■ Data for processing
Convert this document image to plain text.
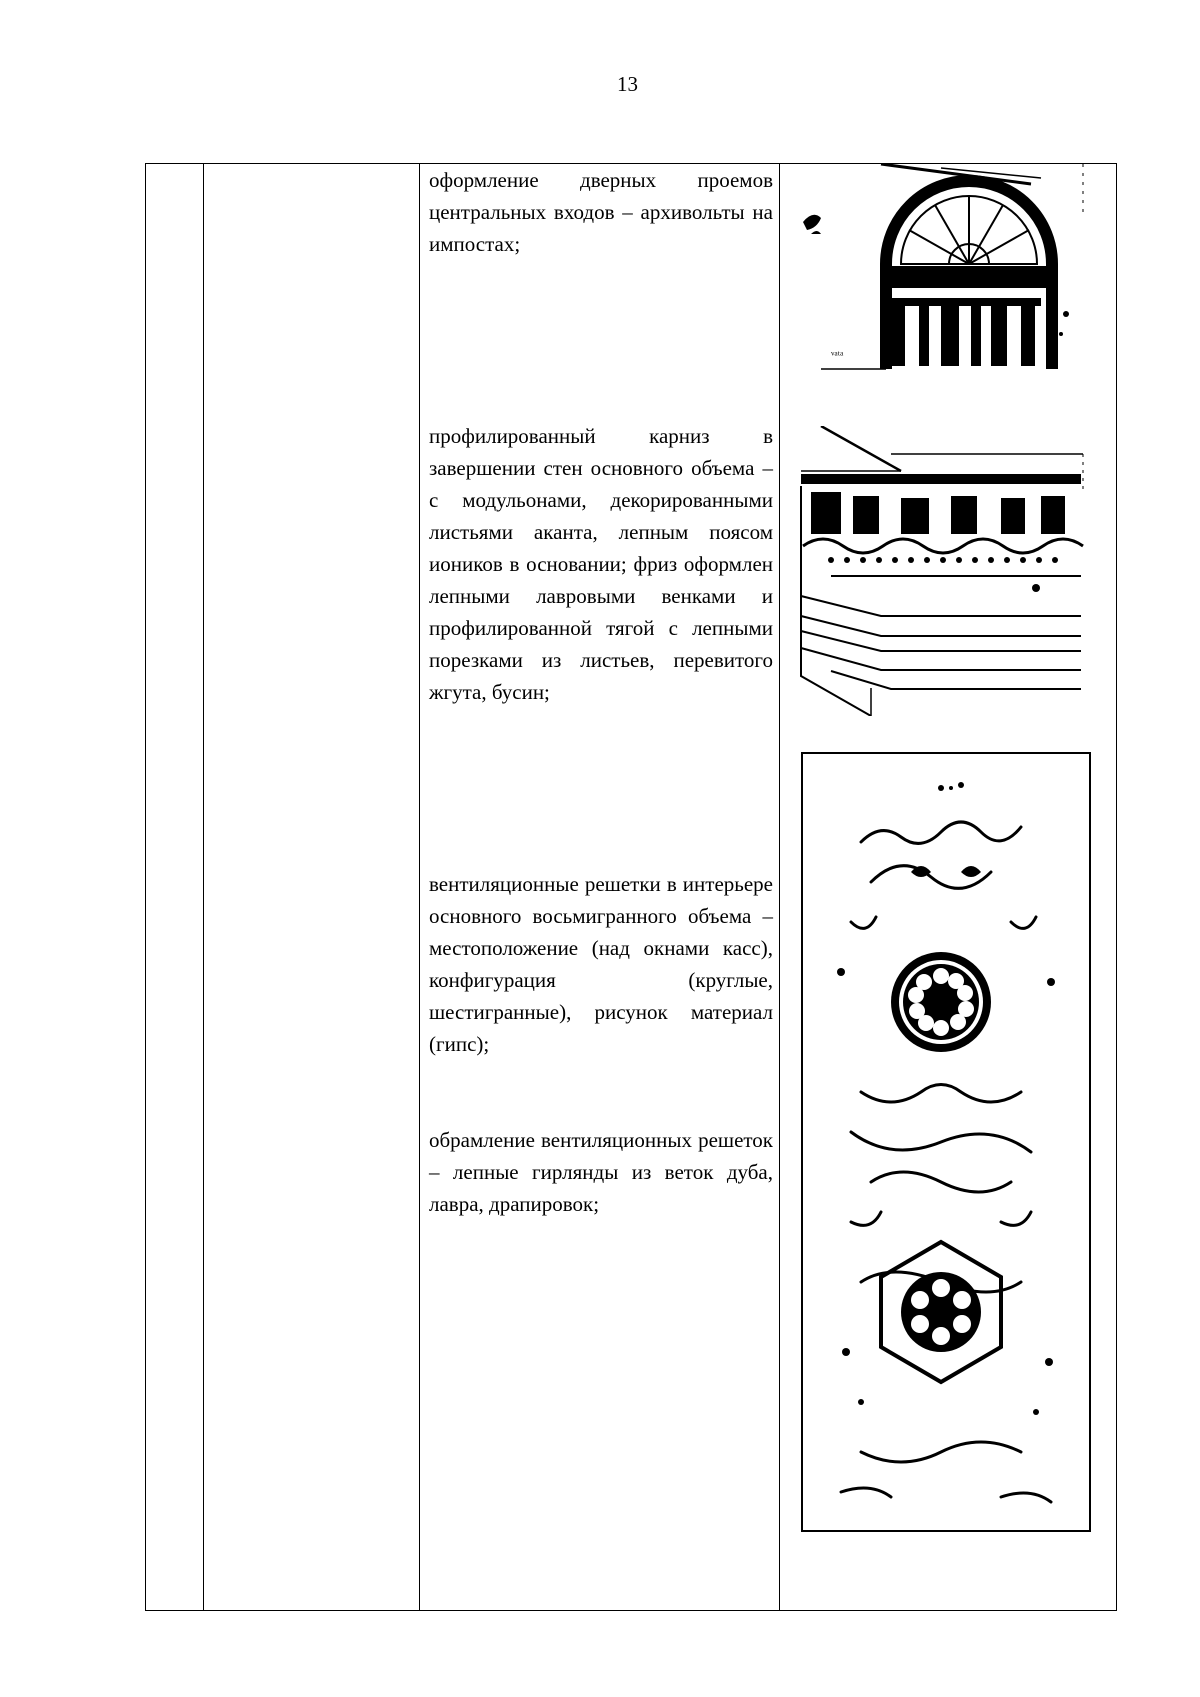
13

оформление дверных проемов центральных входов – архивольты на импостах;

профилированный карниз в завершении стен основного объема – с модульонами, декорированными листьями аканта, лепным поясом иоников в основании; фриз оформлен лепными лавровыми венками и профилированной тягой с лепными порезками из листьев, перевитого жгута, бусин;

вентиляционные решетки в интерьере основного восьмигранного объема – местоположение (над окнами касс), конфигурация (круглые, шестигранные), рисунок материал (гипс);

обрамление вентиляционных решеток – лепные гирлянды из веток дуба, лавра, драпировок;

ᵛᵃᵗᵃ
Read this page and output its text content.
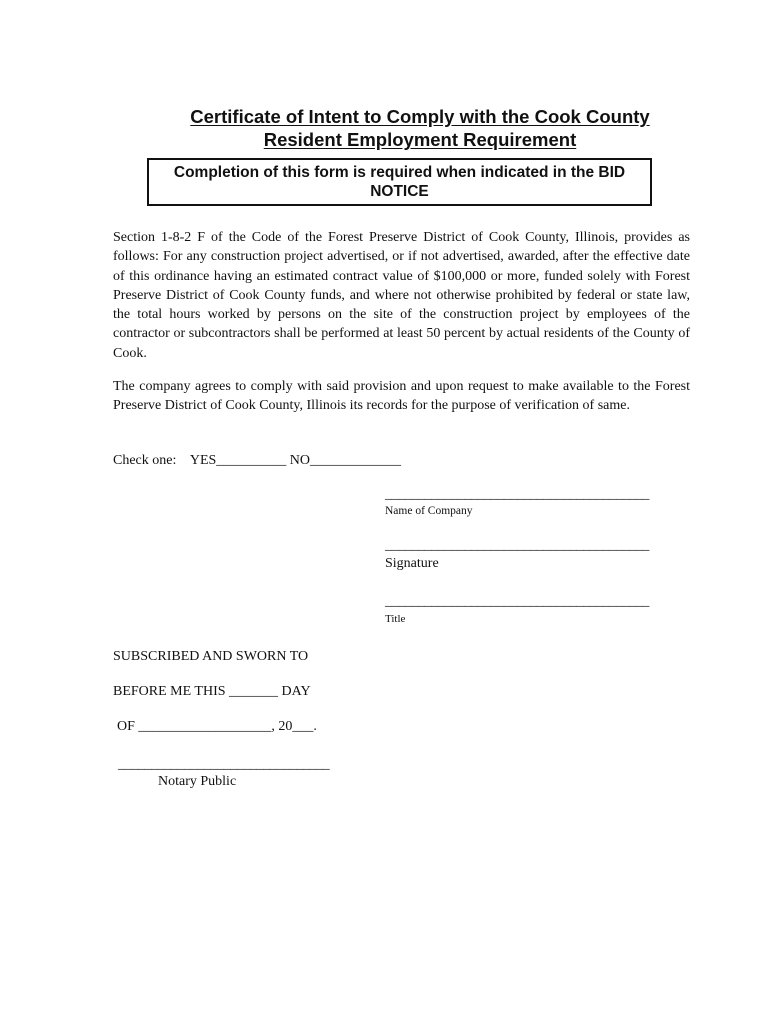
Certificate of Intent to Comply with the Cook County
Resident Employment Requirement
Completion of this form is required when indicated in the BID NOTICE

Section 1-8-2 F of the Code of the Forest Preserve District of Cook County, Illinois, provides as follows: For any construction project advertised, or if not advertised, awarded, after the effective date of this ordinance having an estimated contract value of $100,000 or more, funded solely with Forest Preserve District of Cook County funds, and where not otherwise prohibited by federal or state law, the total hours worked by persons on the site of the construction project by employees of the contractor or subcontractors shall be performed at least 50 percent by actual residents of the County of Cook.

The company agrees to comply with said provision and upon request to make available to the Forest Preserve District of Cook County, Illinois its records for the purpose of verification of same.

Check one:    YES__________ NO_____________
________________________________________
Name of Company
________________________________________
Signature
________________________________________
Title
SUBSCRIBED AND SWORN TO
BEFORE ME THIS _______ DAY
OF ___________________, 20___.
________________________________
Notary Public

■ Given instruction
Transcribe exactly the portion of the material above that runs from the line containing "Read this page and output its text content." through its last line, omitting all pictures.

■ In response
Read this page and output its text content.
Certificate of Intent to Comply with the Cook County
Resident Employment Requirement
Completion of this form is required when indicated in the BID NOTICE

Section 1-8-2 F of the Code of the Forest Preserve District of Cook County, Illinois, provides as follows: For any construction project advertised, or if not advertised, awarded, after the effective date of this ordinance having an estimated contract value of $100,000 or more, funded solely with Forest Preserve District of Cook County funds, and where not otherwise prohibited by federal or state law, the total hours worked by persons on the site of the construction project by employees of the contractor or subcontractors shall be performed at least 50 percent by actual residents of the County of Cook.

The company agrees to comply with said provision and upon request to make available to the Forest Preserve District of Cook County, Illinois its records for the purpose of verification of same.

Check one:    YES__________ NO_____________
________________________________________
Name of Company
________________________________________
Signature
________________________________________
Title
SUBSCRIBED AND SWORN TO
BEFORE ME THIS _______ DAY
OF ___________________, 20___.
________________________________
Notary Public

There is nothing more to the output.